>> START SUPPLIED DATA

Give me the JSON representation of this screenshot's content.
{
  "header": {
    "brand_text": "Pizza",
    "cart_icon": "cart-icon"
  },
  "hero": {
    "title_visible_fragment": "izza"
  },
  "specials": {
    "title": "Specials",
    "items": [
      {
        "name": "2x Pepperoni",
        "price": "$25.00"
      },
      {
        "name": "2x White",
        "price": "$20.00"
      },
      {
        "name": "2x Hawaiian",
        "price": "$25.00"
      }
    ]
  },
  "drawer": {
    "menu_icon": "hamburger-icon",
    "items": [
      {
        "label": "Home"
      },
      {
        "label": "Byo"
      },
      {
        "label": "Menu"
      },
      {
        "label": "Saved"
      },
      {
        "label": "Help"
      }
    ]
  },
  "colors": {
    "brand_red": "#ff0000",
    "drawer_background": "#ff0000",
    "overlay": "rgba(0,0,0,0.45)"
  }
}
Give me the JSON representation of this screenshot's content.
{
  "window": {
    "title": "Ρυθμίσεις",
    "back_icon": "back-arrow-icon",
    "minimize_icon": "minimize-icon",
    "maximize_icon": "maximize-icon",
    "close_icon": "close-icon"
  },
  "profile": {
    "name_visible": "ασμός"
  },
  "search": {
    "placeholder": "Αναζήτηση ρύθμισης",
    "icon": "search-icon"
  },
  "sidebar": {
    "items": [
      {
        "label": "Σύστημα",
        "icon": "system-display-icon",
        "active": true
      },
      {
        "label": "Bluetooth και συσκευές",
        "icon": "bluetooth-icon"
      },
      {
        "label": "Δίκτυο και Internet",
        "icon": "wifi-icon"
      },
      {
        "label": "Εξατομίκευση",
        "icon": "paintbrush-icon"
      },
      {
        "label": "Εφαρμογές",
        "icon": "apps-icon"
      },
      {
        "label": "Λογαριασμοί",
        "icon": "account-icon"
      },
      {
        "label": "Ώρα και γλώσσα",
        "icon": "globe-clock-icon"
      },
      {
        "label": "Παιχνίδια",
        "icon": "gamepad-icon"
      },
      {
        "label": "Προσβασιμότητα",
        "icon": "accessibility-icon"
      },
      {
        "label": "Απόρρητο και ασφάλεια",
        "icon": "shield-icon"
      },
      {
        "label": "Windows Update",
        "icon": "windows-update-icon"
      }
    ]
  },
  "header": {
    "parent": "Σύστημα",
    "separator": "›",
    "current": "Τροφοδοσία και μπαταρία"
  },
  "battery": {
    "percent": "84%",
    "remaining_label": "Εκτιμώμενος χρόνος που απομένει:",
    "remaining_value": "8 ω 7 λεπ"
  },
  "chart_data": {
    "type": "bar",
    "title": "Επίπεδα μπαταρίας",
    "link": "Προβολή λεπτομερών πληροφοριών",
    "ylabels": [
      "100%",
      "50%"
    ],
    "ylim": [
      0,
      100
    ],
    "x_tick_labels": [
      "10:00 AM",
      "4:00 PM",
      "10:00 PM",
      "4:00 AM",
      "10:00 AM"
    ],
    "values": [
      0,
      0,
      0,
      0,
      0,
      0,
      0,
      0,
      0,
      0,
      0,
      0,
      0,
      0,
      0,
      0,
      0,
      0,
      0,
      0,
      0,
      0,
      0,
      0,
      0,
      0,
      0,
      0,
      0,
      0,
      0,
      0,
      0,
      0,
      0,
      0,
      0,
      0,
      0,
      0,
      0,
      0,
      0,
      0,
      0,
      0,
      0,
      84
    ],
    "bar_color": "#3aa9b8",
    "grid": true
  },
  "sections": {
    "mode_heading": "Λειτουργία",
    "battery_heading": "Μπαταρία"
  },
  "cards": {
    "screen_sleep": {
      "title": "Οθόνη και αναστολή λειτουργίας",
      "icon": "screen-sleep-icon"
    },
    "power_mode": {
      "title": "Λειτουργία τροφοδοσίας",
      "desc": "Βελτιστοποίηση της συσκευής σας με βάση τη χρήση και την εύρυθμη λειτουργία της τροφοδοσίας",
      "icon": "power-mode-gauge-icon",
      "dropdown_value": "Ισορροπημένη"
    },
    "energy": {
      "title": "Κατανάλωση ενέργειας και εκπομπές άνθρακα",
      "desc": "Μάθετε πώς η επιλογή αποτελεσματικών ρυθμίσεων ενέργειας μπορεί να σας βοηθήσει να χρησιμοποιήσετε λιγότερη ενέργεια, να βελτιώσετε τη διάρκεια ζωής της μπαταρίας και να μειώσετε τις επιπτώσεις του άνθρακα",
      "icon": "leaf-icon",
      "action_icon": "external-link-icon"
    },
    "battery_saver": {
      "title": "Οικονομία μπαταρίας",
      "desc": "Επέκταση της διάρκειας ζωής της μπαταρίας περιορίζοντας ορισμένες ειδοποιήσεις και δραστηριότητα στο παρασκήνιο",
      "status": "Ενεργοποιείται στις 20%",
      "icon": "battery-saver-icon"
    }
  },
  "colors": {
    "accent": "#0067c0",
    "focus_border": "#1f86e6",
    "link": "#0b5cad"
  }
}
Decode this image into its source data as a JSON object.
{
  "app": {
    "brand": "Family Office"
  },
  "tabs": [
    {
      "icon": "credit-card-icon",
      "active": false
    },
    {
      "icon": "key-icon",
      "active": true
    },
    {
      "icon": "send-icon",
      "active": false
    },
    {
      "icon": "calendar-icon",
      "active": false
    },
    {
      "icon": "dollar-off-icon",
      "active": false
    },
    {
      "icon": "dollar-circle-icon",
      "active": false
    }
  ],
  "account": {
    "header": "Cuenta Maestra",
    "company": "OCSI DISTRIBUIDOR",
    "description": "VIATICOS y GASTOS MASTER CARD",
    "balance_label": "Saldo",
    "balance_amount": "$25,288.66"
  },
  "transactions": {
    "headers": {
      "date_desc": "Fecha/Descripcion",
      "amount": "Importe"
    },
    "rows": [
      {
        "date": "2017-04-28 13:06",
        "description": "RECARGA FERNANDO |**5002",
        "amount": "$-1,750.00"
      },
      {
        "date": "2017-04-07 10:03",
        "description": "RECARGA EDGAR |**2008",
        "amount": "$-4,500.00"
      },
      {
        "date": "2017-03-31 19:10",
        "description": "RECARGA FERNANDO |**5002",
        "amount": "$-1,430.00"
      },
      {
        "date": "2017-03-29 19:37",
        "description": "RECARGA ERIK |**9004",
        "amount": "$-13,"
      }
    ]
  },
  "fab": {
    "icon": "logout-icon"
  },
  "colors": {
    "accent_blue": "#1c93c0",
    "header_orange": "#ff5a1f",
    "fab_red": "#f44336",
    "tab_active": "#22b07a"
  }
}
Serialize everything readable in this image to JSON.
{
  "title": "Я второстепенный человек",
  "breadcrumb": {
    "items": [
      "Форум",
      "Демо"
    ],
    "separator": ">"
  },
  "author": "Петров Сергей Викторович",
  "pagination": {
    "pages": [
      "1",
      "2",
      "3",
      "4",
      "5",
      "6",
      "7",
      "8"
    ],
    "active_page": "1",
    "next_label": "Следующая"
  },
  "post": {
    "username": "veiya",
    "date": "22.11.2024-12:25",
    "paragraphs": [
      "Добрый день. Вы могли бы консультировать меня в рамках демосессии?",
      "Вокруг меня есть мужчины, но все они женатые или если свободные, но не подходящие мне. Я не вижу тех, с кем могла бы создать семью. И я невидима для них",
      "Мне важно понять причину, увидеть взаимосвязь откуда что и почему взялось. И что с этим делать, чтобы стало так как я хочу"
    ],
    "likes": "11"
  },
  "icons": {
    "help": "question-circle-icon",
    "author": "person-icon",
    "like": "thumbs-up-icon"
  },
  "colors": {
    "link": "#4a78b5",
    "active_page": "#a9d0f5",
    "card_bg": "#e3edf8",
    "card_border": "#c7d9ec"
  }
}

>> END SUPPLIED DATA

SHORT TASK :: Copy all the entries verbatim.

SOLUTION TO THIS PROBLEM ::
Give me the JSON representation of this screenshot's content.
{
  "header": {
    "brand_text": "Pizza",
    "cart_icon": "cart-icon"
  },
  "hero": {
    "title_visible_fragment": "izza"
  },
  "specials": {
    "title": "Specials",
    "items": [
      {
        "name": "2x Pepperoni",
        "price": "$25.00"
      },
      {
        "name": "2x White",
        "price": "$20.00"
      },
      {
        "name": "2x Hawaiian",
        "price": "$25.00"
      }
    ]
  },
  "drawer": {
    "menu_icon": "hamburger-icon",
    "items": [
      {
        "label": "Home"
      },
      {
        "label": "Byo"
      },
      {
        "label": "Menu"
      },
      {
        "label": "Saved"
      },
      {
        "label": "Help"
      }
    ]
  },
  "colors": {
    "brand_red": "#ff0000",
    "drawer_background": "#ff0000",
    "overlay": "rgba(0,0,0,0.45)"
  }
}
Give me the JSON representation of this screenshot's content.
{
  "window": {
    "title": "Ρυθμίσεις",
    "back_icon": "back-arrow-icon",
    "minimize_icon": "minimize-icon",
    "maximize_icon": "maximize-icon",
    "close_icon": "close-icon"
  },
  "profile": {
    "name_visible": "ασμός"
  },
  "search": {
    "placeholder": "Αναζήτηση ρύθμισης",
    "icon": "search-icon"
  },
  "sidebar": {
    "items": [
      {
        "label": "Σύστημα",
        "icon": "system-display-icon",
        "active": true
      },
      {
        "label": "Bluetooth και συσκευές",
        "icon": "bluetooth-icon"
      },
      {
        "label": "Δίκτυο και Internet",
        "icon": "wifi-icon"
      },
      {
        "label": "Εξατομίκευση",
        "icon": "paintbrush-icon"
      },
      {
        "label": "Εφαρμογές",
        "icon": "apps-icon"
      },
      {
        "label": "Λογαριασμοί",
        "icon": "account-icon"
      },
      {
        "label": "Ώρα και γλώσσα",
        "icon": "globe-clock-icon"
      },
      {
        "label": "Παιχνίδια",
        "icon": "gamepad-icon"
      },
      {
        "label": "Προσβασιμότητα",
        "icon": "accessibility-icon"
      },
      {
        "label": "Απόρρητο και ασφάλεια",
        "icon": "shield-icon"
      },
      {
        "label": "Windows Update",
        "icon": "windows-update-icon"
      }
    ]
  },
  "header": {
    "parent": "Σύστημα",
    "separator": "›",
    "current": "Τροφοδοσία και μπαταρία"
  },
  "battery": {
    "percent": "84%",
    "remaining_label": "Εκτιμώμενος χρόνος που απομένει:",
    "remaining_value": "8 ω 7 λεπ"
  },
  "chart_data": {
    "type": "bar",
    "title": "Επίπεδα μπαταρίας",
    "link": "Προβολή λεπτομερών πληροφοριών",
    "ylabels": [
      "100%",
      "50%"
    ],
    "ylim": [
      0,
      100
    ],
    "x_tick_labels": [
      "10:00 AM",
      "4:00 PM",
      "10:00 PM",
      "4:00 AM",
      "10:00 AM"
    ],
    "values": [
      0,
      0,
      0,
      0,
      0,
      0,
      0,
      0,
      0,
      0,
      0,
      0,
      0,
      0,
      0,
      0,
      0,
      0,
      0,
      0,
      0,
      0,
      0,
      0,
      0,
      0,
      0,
      0,
      0,
      0,
      0,
      0,
      0,
      0,
      0,
      0,
      0,
      0,
      0,
      0,
      0,
      0,
      0,
      0,
      0,
      0,
      0,
      84
    ],
    "bar_color": "#3aa9b8",
    "grid": true
  },
  "sections": {
    "mode_heading": "Λειτουργία",
    "battery_heading": "Μπαταρία"
  },
  "cards": {
    "screen_sleep": {
      "title": "Οθόνη και αναστολή λειτουργίας",
      "icon": "screen-sleep-icon"
    },
    "power_mode": {
      "title": "Λειτουργία τροφοδοσίας",
      "desc": "Βελτιστοποίηση της συσκευής σας με βάση τη χρήση και την εύρυθμη λειτουργία της τροφοδοσίας",
      "icon": "power-mode-gauge-icon",
      "dropdown_value": "Ισορροπημένη"
    },
    "energy": {
      "title": "Κατανάλωση ενέργειας και εκπομπές άνθρακα",
      "desc": "Μάθετε πώς η επιλογή αποτελεσματικών ρυθμίσεων ενέργειας μπορεί να σας βοηθήσει να χρησιμοποιήσετε λιγότερη ενέργεια, να βελτιώσετε τη διάρκεια ζωής της μπαταρίας και να μειώσετε τις επιπτώσεις του άνθρακα",
      "icon": "leaf-icon",
      "action_icon": "external-link-icon"
    },
    "battery_saver": {
      "title": "Οικονομία μπαταρίας",
      "desc": "Επέκταση της διάρκειας ζωής της μπαταρίας περιορίζοντας ορισμένες ειδοποιήσεις και δραστηριότητα στο παρασκήνιο",
      "status": "Ενεργοποιείται στις 20%",
      "icon": "battery-saver-icon"
    }
  },
  "colors": {
    "accent": "#0067c0",
    "focus_border": "#1f86e6",
    "link": "#0b5cad"
  }
}
Decode this image into its source data as a JSON object.
{
  "app": {
    "brand": "Family Office"
  },
  "tabs": [
    {
      "icon": "credit-card-icon",
      "active": false
    },
    {
      "icon": "key-icon",
      "active": true
    },
    {
      "icon": "send-icon",
      "active": false
    },
    {
      "icon": "calendar-icon",
      "active": false
    },
    {
      "icon": "dollar-off-icon",
      "active": false
    },
    {
      "icon": "dollar-circle-icon",
      "active": false
    }
  ],
  "account": {
    "header": "Cuenta Maestra",
    "company": "OCSI DISTRIBUIDOR",
    "description": "VIATICOS y GASTOS MASTER CARD",
    "balance_label": "Saldo",
    "balance_amount": "$25,288.66"
  },
  "transactions": {
    "headers": {
      "date_desc": "Fecha/Descripcion",
      "amount": "Importe"
    },
    "rows": [
      {
        "date": "2017-04-28 13:06",
        "description": "RECARGA FERNANDO |**5002",
        "amount": "$-1,750.00"
      },
      {
        "date": "2017-04-07 10:03",
        "description": "RECARGA EDGAR |**2008",
        "amount": "$-4,500.00"
      },
      {
        "date": "2017-03-31 19:10",
        "description": "RECARGA FERNANDO |**5002",
        "amount": "$-1,430.00"
      },
      {
        "date": "2017-03-29 19:37",
        "description": "RECARGA ERIK |**9004",
        "amount": "$-13,"
      }
    ]
  },
  "fab": {
    "icon": "logout-icon"
  },
  "colors": {
    "accent_blue": "#1c93c0",
    "header_orange": "#ff5a1f",
    "fab_red": "#f44336",
    "tab_active": "#22b07a"
  }
}
Serialize everything readable in this image to JSON.
{
  "title": "Я второстепенный человек",
  "breadcrumb": {
    "items": [
      "Форум",
      "Демо"
    ],
    "separator": ">"
  },
  "author": "Петров Сергей Викторович",
  "pagination": {
    "pages": [
      "1",
      "2",
      "3",
      "4",
      "5",
      "6",
      "7",
      "8"
    ],
    "active_page": "1",
    "next_label": "Следующая"
  },
  "post": {
    "username": "veiya",
    "date": "22.11.2024-12:25",
    "paragraphs": [
      "Добрый день. Вы могли бы консультировать меня в рамках демосессии?",
      "Вокруг меня есть мужчины, но все они женатые или если свободные, но не подходящие мне. Я не вижу тех, с кем могла бы создать семью. И я невидима для них",
      "Мне важно понять причину, увидеть взаимосвязь откуда что и почему взялось. И что с этим делать, чтобы стало так как я хочу"
    ],
    "likes": "11"
  },
  "icons": {
    "help": "question-circle-icon",
    "author": "person-icon",
    "like": "thumbs-up-icon"
  },
  "colors": {
    "link": "#4a78b5",
    "active_page": "#a9d0f5",
    "card_bg": "#e3edf8",
    "card_border": "#c7d9ec"
  }
}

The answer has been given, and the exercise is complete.